■ Exercise prompt ■
Pick out every line of the listing below that contains the string "text", and copy each one.

---

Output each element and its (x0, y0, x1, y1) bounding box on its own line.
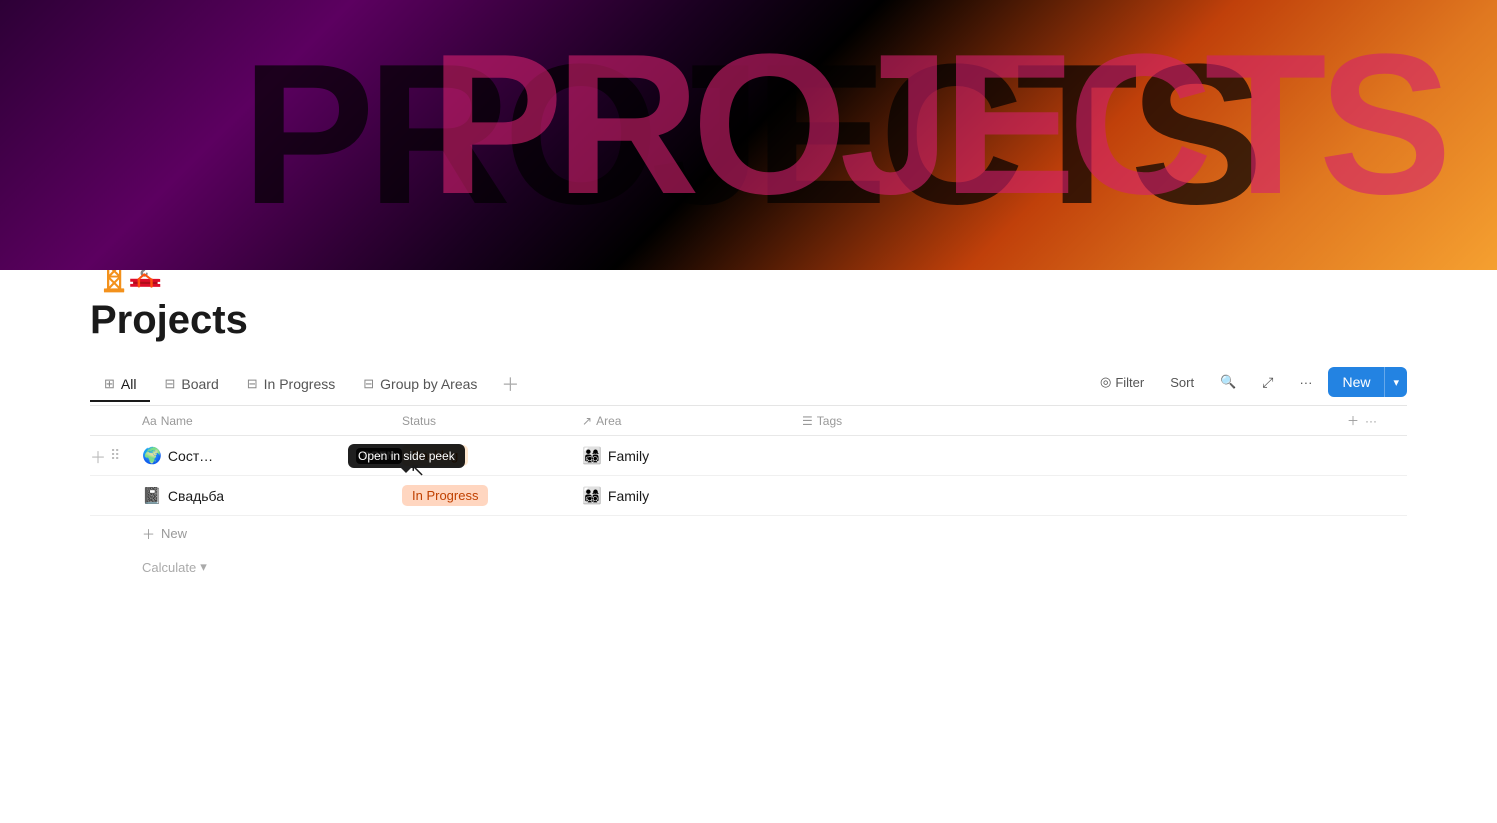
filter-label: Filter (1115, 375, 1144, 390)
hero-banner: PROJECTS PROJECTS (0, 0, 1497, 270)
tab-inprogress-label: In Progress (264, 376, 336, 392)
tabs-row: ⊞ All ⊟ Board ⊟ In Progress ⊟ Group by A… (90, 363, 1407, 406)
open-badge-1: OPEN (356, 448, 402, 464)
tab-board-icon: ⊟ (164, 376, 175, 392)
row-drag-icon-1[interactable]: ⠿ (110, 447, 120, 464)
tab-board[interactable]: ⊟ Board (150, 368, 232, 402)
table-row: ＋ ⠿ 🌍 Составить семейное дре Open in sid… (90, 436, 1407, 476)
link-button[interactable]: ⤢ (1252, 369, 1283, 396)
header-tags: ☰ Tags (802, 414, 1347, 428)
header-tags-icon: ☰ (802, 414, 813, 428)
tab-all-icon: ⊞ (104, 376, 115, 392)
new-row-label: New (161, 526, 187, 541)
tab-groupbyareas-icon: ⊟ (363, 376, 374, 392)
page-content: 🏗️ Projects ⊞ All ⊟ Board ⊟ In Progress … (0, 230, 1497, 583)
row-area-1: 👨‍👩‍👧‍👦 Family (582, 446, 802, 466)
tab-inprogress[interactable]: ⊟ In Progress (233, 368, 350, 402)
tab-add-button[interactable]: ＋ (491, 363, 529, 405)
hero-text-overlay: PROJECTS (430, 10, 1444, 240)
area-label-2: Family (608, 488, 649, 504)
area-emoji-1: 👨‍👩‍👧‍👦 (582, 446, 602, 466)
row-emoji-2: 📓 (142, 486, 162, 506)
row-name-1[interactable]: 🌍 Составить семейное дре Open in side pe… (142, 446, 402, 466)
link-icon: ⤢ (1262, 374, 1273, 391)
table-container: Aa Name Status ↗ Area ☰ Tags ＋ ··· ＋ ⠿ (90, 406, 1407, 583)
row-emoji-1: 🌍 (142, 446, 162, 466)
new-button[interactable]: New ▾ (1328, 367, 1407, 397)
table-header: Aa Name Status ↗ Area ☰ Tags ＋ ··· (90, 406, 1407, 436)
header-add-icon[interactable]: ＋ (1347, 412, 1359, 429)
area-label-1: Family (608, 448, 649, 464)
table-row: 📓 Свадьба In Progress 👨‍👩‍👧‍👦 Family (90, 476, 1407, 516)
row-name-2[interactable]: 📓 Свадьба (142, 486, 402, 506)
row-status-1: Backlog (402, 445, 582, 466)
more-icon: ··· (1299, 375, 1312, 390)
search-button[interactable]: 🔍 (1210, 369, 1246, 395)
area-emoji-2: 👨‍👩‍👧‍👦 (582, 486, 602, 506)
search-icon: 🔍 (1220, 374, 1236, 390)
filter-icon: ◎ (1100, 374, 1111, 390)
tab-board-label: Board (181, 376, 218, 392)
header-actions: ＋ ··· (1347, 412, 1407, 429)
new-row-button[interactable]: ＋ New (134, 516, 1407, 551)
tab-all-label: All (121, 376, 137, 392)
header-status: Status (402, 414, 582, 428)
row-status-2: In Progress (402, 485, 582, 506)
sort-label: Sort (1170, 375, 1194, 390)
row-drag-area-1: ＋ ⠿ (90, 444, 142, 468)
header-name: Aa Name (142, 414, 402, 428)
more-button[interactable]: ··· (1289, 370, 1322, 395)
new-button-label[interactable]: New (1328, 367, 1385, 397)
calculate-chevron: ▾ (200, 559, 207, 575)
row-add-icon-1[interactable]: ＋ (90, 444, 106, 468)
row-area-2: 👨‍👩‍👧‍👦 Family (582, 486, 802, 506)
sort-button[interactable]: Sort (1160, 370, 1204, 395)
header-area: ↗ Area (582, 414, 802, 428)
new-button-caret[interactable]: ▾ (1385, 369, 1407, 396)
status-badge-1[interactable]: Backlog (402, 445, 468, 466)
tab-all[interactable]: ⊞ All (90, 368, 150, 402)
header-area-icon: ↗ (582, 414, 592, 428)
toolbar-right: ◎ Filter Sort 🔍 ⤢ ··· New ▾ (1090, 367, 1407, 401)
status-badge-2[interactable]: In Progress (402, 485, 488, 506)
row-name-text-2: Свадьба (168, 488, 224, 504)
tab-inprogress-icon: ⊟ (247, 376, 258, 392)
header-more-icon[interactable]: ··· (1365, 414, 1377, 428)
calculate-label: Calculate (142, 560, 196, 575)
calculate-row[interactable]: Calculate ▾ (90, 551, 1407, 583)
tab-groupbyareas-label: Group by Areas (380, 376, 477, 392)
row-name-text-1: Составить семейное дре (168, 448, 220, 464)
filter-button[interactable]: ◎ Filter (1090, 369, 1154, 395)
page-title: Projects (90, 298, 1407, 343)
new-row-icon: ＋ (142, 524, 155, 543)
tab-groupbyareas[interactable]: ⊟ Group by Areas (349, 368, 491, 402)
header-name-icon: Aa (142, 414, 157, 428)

---

■ Full solution ■
hero-text-overlay: PROJECTS (430, 10, 1444, 240)
row-name-text-2: Свадьба (168, 488, 224, 504)
row-name-text-1: Составить семейное дре (168, 448, 220, 464)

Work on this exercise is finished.